**** PROVIDED RECORDS ****
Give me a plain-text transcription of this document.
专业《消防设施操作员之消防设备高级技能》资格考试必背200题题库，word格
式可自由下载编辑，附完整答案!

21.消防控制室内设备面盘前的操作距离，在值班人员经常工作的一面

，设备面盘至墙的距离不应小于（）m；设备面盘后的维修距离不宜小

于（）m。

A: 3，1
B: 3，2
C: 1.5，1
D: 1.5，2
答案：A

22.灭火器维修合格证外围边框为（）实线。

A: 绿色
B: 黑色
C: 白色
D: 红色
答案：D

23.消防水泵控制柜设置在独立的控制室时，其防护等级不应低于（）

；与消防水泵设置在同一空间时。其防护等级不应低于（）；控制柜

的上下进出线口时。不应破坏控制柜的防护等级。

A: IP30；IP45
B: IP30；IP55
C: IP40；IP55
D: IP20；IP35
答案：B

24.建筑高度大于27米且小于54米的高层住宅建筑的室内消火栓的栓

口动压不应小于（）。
****
- [DIRECTION]
Print the records above in full, exactly.

- [WRITTEN REPLY]
Give me a plain-text transcription of this document.
专业《消防设施操作员之消防设备高级技能》资格考试必背200题题库，word格
式可自由下载编辑，附完整答案!

21.消防控制室内设备面盘前的操作距离，在值班人员经常工作的一面

，设备面盘至墙的距离不应小于（）m；设备面盘后的维修距离不宜小

于（）m。

A: 3，1
B: 3，2
C: 1.5，1
D: 1.5，2
答案：A

22.灭火器维修合格证外围边框为（）实线。

A: 绿色
B: 黑色
C: 白色
D: 红色
答案：D

23.消防水泵控制柜设置在独立的控制室时，其防护等级不应低于（）

；与消防水泵设置在同一空间时。其防护等级不应低于（）；控制柜

的上下进出线口时。不应破坏控制柜的防护等级。

A: IP30；IP45
B: IP30；IP55
C: IP40；IP55
D: IP20；IP35
答案：B

24.建筑高度大于27米且小于54米的高层住宅建筑的室内消火栓的栓

口动压不应小于（）。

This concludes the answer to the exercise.